TASK TO COMPLETE: Repeat the lines below exactly as they appear, but leave out the images.

Stored data:
════════
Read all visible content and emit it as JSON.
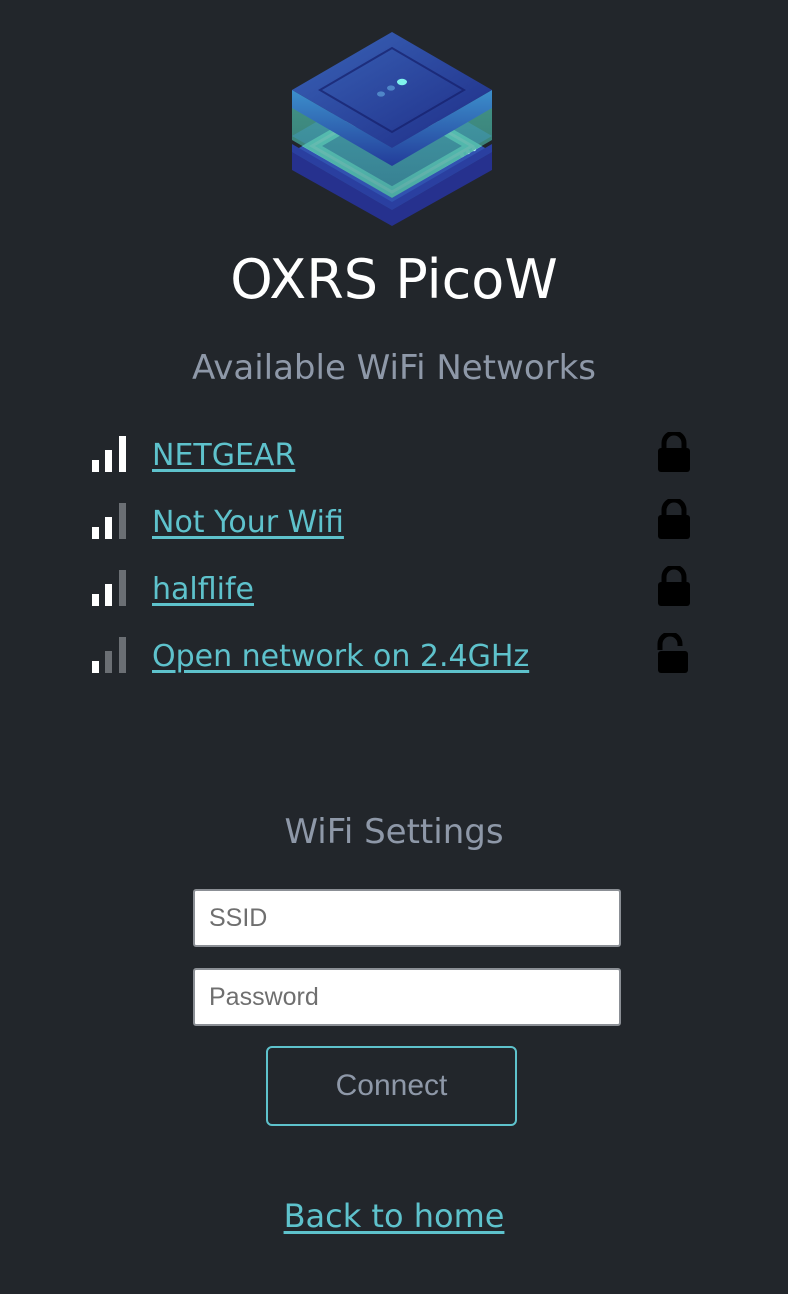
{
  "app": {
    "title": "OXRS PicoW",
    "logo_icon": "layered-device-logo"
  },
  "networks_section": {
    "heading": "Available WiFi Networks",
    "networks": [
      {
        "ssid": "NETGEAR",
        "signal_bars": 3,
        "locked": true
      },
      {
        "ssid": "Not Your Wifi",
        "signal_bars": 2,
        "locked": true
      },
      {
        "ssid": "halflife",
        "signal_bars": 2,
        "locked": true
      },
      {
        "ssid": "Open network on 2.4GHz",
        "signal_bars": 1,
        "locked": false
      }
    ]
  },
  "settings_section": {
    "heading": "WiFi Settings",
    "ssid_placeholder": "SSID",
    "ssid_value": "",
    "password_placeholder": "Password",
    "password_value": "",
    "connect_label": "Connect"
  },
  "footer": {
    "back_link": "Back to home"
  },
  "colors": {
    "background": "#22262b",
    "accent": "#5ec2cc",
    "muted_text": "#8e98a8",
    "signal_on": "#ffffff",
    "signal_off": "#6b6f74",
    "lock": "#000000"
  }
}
════════
ANSWER FOR THE TASK:
Read all visible content and emit it as JSON.
{
  "app": {
    "title": "OXRS PicoW",
    "logo_icon": "layered-device-logo"
  },
  "networks_section": {
    "heading": "Available WiFi Networks",
    "networks": [
      {
        "ssid": "NETGEAR",
        "signal_bars": 3,
        "locked": true
      },
      {
        "ssid": "Not Your Wifi",
        "signal_bars": 2,
        "locked": true
      },
      {
        "ssid": "halflife",
        "signal_bars": 2,
        "locked": true
      },
      {
        "ssid": "Open network on 2.4GHz",
        "signal_bars": 1,
        "locked": false
      }
    ]
  },
  "settings_section": {
    "heading": "WiFi Settings",
    "ssid_placeholder": "SSID",
    "ssid_value": "",
    "password_placeholder": "Password",
    "password_value": "",
    "connect_label": "Connect"
  },
  "footer": {
    "back_link": "Back to home"
  },
  "colors": {
    "background": "#22262b",
    "accent": "#5ec2cc",
    "muted_text": "#8e98a8",
    "signal_on": "#ffffff",
    "signal_off": "#6b6f74",
    "lock": "#000000"
  }
}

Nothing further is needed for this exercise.